[Dataset listings of figures]
◇ ◇ ◇ ◇ ◇ ◇ ◇

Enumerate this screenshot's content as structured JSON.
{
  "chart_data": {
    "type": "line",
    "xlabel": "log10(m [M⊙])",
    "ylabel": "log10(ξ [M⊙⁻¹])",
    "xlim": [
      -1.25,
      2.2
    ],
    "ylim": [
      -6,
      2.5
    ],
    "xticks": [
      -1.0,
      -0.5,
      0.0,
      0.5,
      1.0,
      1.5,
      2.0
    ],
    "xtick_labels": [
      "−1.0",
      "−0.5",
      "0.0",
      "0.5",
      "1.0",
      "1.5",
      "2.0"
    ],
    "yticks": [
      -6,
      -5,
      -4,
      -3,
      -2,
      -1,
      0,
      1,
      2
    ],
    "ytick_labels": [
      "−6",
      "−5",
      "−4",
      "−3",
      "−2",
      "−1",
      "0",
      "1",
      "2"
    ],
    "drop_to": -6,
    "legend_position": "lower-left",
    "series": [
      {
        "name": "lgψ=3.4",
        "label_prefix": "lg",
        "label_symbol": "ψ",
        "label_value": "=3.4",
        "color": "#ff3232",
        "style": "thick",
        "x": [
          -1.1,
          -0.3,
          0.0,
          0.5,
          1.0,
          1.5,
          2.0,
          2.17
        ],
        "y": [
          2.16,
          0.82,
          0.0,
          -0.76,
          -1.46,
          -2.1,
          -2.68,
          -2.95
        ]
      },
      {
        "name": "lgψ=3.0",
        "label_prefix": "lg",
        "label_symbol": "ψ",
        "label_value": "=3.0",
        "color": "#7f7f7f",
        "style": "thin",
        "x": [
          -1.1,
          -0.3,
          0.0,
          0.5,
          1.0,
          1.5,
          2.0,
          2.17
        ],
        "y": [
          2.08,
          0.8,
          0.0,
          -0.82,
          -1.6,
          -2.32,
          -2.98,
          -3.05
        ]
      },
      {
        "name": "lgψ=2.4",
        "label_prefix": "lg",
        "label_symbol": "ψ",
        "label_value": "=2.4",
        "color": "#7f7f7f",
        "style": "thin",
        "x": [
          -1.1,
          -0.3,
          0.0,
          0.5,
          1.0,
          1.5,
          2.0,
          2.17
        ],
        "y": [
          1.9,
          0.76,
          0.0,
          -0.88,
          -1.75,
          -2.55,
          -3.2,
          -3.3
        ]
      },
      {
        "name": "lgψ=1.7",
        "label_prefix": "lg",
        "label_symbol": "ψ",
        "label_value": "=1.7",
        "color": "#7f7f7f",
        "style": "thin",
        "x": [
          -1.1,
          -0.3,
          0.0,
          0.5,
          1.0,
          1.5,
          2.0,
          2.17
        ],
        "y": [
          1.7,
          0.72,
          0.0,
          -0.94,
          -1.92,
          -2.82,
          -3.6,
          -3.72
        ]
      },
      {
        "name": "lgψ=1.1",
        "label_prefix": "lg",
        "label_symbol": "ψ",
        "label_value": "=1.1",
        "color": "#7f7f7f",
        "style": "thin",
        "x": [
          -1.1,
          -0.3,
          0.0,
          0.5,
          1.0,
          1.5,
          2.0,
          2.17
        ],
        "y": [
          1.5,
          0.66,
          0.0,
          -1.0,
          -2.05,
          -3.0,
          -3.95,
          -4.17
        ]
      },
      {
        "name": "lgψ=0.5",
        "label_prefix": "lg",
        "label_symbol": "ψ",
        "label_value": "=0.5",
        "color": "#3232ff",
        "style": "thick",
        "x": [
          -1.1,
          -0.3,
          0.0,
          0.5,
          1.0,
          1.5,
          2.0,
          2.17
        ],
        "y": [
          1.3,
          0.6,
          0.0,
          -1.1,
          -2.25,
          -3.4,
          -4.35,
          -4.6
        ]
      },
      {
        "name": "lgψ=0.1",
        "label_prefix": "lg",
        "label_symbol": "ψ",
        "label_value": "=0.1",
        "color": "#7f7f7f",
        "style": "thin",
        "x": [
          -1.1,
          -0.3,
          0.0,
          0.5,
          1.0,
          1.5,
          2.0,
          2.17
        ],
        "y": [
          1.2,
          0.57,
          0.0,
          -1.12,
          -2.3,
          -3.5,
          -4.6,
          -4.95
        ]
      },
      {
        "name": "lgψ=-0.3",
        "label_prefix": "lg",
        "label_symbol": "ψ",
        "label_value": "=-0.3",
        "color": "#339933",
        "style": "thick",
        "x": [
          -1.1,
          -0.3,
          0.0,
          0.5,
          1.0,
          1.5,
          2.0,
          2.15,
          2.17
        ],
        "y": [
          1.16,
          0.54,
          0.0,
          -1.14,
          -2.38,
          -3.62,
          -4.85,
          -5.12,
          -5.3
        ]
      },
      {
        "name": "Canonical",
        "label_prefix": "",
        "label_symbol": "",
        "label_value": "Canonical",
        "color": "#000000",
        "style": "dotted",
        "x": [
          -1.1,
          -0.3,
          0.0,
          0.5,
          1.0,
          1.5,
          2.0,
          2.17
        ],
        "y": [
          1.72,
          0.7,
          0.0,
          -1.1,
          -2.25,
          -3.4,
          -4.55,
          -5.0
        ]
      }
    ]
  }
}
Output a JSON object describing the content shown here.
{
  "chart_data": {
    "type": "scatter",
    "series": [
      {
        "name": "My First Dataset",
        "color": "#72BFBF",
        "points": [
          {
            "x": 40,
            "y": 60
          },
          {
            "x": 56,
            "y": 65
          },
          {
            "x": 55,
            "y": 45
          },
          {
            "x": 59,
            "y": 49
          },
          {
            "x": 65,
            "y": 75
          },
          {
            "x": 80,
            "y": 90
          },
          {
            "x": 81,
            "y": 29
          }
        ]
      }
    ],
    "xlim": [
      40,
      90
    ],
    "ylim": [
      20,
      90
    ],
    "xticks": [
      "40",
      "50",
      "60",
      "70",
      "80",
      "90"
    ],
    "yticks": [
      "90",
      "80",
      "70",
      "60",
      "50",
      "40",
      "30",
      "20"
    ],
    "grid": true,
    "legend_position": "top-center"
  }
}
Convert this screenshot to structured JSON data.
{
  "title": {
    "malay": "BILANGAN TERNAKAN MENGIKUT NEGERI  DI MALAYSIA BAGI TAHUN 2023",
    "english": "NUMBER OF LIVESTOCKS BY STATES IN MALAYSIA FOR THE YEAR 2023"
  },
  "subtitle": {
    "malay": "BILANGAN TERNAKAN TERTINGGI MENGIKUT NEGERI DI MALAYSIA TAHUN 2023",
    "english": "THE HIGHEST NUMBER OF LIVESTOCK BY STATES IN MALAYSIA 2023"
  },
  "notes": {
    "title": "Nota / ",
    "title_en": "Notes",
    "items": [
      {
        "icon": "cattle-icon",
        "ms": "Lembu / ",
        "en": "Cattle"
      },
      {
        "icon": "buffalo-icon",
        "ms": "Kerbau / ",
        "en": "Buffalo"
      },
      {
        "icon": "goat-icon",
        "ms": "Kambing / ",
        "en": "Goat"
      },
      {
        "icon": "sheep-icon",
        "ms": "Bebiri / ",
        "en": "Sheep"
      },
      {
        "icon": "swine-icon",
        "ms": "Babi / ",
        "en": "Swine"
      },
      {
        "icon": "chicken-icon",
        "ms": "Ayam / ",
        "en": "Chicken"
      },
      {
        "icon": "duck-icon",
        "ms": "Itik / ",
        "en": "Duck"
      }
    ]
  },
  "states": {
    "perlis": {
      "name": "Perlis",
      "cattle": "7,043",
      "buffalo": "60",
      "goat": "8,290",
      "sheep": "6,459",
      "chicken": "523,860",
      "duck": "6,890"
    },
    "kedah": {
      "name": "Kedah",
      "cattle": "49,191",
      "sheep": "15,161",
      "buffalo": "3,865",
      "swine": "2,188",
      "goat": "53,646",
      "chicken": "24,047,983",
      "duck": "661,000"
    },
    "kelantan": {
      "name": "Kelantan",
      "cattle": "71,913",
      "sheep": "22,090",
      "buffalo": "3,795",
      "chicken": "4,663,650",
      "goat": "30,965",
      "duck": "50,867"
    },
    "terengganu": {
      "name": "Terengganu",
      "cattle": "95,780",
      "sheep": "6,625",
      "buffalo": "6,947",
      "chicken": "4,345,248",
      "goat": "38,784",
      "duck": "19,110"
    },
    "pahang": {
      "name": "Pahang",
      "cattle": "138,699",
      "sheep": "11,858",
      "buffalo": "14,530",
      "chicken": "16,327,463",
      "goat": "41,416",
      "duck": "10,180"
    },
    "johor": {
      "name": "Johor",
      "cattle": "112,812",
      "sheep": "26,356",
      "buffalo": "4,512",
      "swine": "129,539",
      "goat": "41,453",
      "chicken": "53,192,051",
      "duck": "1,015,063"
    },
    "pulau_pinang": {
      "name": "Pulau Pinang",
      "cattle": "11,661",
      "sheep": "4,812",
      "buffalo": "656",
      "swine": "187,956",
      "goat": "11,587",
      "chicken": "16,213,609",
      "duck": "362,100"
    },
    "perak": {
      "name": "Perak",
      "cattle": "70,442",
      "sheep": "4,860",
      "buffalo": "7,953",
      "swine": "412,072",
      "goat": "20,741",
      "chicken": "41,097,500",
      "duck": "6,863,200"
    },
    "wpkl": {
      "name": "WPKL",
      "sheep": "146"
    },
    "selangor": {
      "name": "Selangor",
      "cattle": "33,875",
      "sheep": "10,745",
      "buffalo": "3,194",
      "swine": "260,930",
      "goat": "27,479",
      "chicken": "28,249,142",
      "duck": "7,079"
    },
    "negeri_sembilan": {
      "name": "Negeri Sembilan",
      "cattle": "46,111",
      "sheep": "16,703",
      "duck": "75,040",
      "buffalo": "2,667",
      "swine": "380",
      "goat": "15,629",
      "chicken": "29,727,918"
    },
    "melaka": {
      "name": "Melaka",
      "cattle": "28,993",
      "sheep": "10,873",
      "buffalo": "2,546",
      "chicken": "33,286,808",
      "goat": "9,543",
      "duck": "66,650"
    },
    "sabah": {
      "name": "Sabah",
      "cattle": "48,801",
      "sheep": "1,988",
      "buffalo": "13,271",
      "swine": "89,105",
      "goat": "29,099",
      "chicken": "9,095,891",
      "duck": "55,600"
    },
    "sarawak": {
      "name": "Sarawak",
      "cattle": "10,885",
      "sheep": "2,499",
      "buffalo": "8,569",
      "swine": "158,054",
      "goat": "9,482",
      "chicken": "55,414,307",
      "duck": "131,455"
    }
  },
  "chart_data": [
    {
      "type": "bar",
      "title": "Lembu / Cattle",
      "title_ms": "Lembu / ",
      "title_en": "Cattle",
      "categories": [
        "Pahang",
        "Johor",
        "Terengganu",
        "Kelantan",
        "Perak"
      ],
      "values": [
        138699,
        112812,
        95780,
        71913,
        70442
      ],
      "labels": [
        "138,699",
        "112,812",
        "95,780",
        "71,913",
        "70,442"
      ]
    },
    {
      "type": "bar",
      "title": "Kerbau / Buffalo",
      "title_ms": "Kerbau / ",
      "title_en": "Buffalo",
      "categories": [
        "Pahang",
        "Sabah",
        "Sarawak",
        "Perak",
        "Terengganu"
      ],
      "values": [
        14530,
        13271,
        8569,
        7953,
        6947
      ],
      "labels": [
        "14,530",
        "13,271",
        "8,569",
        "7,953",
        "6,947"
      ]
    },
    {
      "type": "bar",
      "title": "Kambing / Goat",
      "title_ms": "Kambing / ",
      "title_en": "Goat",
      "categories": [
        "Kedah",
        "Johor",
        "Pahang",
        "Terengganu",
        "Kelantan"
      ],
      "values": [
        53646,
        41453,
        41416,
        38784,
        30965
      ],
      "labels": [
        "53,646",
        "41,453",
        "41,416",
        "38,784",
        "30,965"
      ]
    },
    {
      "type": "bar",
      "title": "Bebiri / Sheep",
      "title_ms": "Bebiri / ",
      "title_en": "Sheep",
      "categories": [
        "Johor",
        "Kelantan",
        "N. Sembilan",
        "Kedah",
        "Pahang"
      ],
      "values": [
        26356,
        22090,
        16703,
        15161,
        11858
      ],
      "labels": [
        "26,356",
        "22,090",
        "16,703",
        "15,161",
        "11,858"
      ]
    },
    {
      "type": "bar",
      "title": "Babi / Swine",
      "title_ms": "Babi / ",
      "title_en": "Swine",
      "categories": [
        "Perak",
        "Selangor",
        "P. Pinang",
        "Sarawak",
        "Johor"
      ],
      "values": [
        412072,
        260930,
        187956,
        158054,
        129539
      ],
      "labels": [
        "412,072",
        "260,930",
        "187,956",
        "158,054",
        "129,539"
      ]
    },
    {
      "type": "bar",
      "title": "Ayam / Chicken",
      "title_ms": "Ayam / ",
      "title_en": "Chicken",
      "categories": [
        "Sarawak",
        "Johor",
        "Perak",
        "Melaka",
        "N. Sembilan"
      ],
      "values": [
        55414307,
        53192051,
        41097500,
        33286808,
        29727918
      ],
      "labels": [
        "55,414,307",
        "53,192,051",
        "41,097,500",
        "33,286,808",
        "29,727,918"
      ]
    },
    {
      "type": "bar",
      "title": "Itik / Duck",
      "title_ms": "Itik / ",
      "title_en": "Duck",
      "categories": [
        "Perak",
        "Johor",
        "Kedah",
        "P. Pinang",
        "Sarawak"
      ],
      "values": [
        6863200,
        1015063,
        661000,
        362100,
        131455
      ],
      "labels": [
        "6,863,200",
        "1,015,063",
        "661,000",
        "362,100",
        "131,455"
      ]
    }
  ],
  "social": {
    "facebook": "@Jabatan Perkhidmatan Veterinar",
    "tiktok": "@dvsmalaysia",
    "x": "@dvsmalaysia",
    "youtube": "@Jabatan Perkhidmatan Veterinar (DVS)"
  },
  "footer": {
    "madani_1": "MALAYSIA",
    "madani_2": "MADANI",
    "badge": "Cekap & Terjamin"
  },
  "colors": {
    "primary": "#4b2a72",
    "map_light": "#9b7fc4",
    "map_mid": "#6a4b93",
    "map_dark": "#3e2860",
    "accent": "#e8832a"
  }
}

◇ ◇ ◇ ◇ ◇ ◇ ◇

§ **Required task**
From the entries above, copy out every line where the string "TERNAKAN" appears.

§ **Result of this task**
    "malay": "BILANGAN TERNAKAN MENGIKUT NEGERI  DI MALAYSIA BAGI TAHUN 2023",
    "malay": "BILANGAN TERNAKAN TERTINGGI MENGIKUT NEGERI DI MALAYSIA TAHUN 2023",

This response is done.